[DATA TO USE]:

+++

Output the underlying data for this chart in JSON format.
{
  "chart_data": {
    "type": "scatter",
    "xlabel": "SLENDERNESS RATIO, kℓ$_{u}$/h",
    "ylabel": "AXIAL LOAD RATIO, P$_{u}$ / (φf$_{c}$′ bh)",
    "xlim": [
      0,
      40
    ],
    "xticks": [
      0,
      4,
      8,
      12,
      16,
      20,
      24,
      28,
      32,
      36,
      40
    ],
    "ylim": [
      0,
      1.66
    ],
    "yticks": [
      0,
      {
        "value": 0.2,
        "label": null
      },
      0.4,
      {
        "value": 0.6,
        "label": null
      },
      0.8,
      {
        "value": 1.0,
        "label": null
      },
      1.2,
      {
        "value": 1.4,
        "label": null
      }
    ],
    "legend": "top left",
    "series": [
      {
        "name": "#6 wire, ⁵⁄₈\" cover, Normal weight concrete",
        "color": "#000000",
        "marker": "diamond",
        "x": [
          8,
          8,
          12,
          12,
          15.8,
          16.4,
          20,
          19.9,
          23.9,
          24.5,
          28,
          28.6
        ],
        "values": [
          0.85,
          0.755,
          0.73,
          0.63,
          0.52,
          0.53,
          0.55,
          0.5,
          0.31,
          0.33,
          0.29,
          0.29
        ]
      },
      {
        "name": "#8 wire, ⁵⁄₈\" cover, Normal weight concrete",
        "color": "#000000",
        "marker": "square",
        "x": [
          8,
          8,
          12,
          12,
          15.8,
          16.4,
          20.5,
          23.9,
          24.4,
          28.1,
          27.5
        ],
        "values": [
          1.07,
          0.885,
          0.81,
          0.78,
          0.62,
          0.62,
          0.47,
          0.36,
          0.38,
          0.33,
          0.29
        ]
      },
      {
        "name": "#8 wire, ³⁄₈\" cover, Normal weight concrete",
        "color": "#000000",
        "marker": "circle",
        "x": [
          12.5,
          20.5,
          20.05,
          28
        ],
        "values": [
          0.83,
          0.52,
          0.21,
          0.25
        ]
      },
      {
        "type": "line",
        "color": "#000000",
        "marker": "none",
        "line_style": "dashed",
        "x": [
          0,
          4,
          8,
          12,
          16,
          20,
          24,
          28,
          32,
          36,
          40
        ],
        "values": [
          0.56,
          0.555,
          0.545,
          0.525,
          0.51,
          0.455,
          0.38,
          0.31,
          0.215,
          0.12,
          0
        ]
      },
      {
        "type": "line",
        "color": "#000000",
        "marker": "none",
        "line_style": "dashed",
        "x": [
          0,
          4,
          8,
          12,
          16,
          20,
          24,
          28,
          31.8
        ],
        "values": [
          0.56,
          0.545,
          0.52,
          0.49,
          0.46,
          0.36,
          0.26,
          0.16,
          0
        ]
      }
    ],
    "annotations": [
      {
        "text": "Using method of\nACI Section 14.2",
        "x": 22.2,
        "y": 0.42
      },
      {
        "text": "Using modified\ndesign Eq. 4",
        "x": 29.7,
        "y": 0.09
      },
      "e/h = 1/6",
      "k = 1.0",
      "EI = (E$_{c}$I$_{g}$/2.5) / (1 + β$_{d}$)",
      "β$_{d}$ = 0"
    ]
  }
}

+++

[INSTRUCTIONS FOR THE TASK]:
Filter the records above and return every line that holds the word "Using".

[SOLUTION TO THIS TASK]:
        "text": "Using method of\nACI Section 14.2",
        "text": "Using modified\ndesign Eq. 4",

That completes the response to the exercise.